-- Start --

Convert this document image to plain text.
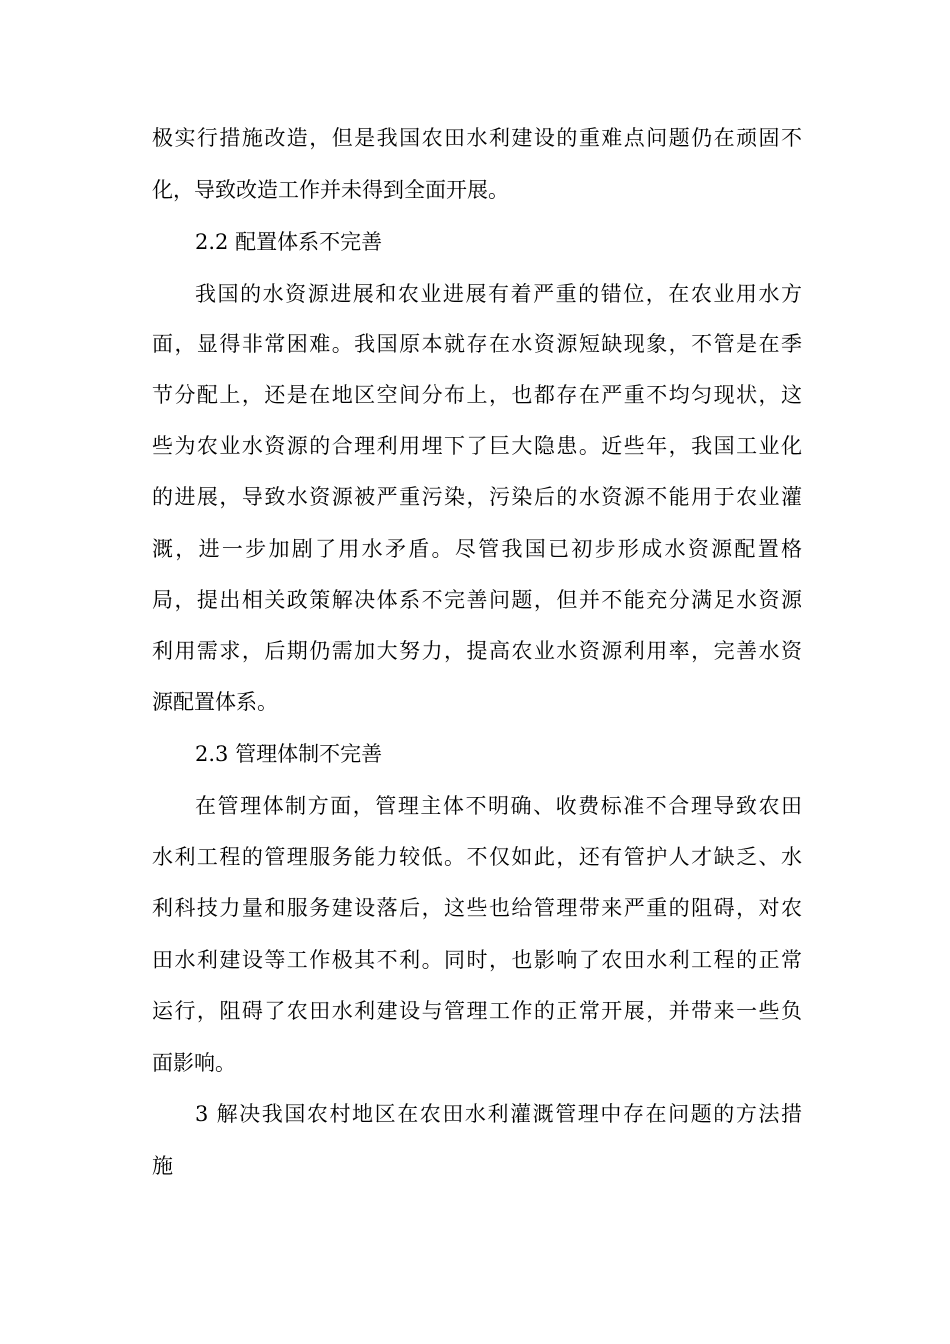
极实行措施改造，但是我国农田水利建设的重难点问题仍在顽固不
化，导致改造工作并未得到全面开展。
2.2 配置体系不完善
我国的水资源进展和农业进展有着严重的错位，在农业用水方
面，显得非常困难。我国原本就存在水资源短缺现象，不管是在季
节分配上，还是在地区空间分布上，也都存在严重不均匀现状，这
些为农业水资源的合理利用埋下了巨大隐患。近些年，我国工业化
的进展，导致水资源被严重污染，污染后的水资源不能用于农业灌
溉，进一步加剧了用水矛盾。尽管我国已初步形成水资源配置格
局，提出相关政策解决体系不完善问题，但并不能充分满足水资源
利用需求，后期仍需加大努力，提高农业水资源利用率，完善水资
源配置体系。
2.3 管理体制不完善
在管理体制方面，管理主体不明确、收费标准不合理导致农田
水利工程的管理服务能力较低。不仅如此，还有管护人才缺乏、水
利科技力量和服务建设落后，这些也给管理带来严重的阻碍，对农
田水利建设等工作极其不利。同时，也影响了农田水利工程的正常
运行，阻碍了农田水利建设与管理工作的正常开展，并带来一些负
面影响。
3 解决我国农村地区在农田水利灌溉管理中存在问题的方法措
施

-- End --

What you will do: Retype the data above exactly; pictures are not part of the copy.

Solution to this exercise:
Convert this document image to plain text.
极实行措施改造，但是我国农田水利建设的重难点问题仍在顽固不
化，导致改造工作并未得到全面开展。
2.2 配置体系不完善
我国的水资源进展和农业进展有着严重的错位，在农业用水方
面，显得非常困难。我国原本就存在水资源短缺现象，不管是在季
节分配上，还是在地区空间分布上，也都存在严重不均匀现状，这
些为农业水资源的合理利用埋下了巨大隐患。近些年，我国工业化
的进展，导致水资源被严重污染，污染后的水资源不能用于农业灌
溉，进一步加剧了用水矛盾。尽管我国已初步形成水资源配置格
局，提出相关政策解决体系不完善问题，但并不能充分满足水资源
利用需求，后期仍需加大努力，提高农业水资源利用率，完善水资
源配置体系。
2.3 管理体制不完善
在管理体制方面，管理主体不明确、收费标准不合理导致农田
水利工程的管理服务能力较低。不仅如此，还有管护人才缺乏、水
利科技力量和服务建设落后，这些也给管理带来严重的阻碍，对农
田水利建设等工作极其不利。同时，也影响了农田水利工程的正常
运行，阻碍了农田水利建设与管理工作的正常开展，并带来一些负
面影响。
3 解决我国农村地区在农田水利灌溉管理中存在问题的方法措
施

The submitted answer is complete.